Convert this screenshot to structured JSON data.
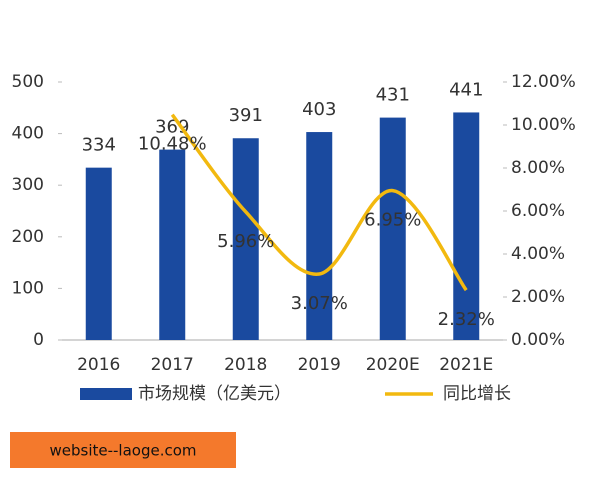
{
  "chart_data": {
    "type": "bar",
    "categories": [
      "2016",
      "2017",
      "2018",
      "2019",
      "2020E",
      "2021E"
    ],
    "series": [
      {
        "name": "市场规模（亿美元）",
        "type": "bar",
        "color": "#1a4a9f",
        "values": [
          334,
          369,
          391,
          403,
          431,
          441
        ]
      },
      {
        "name": "同比增长",
        "type": "line",
        "axis": "y2",
        "color": "#f2b90f",
        "values": [
          null,
          10.48,
          5.96,
          3.07,
          6.95,
          2.32
        ],
        "value_labels": [
          null,
          "10.48%",
          "5.96%",
          "3.07%",
          "6.95%",
          "2.32%"
        ]
      }
    ],
    "ylim": [
      0,
      500
    ],
    "yticks": [
      0,
      100,
      200,
      300,
      400,
      500
    ],
    "y2lim": [
      0,
      12
    ],
    "y2ticks": [
      {
        "value": 0,
        "label": "0.00%"
      },
      {
        "value": 2,
        "label": "2.00%"
      },
      {
        "value": 4,
        "label": "4.00%"
      },
      {
        "value": 6,
        "label": "6.00%"
      },
      {
        "value": 8,
        "label": "8.00%"
      },
      {
        "value": 10,
        "label": "10.00%"
      },
      {
        "value": 12,
        "label": "12.00%"
      }
    ],
    "annotations": [
      "website--laoge.com"
    ]
  }
}
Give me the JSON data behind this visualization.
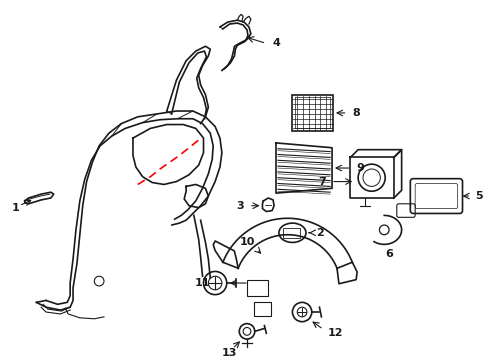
{
  "bg_color": "#ffffff",
  "line_color": "#1a1a1a",
  "red_color": "#ff0000",
  "figsize": [
    4.9,
    3.6
  ],
  "dpi": 100
}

++++++++++++++++++++

▶ YOUR OBJECTIVE: Exactly the lines from the line containing "Give me the" through the last line of the entries above are to be quoted, both included, and nothing else. Pictures are left out.

▶ RESPONSE:
Give me the JSON data behind this visualization.
{
  "bg_color": "#ffffff",
  "line_color": "#1a1a1a",
  "red_color": "#ff0000",
  "figsize": [
    4.9,
    3.6
  ],
  "dpi": 100
}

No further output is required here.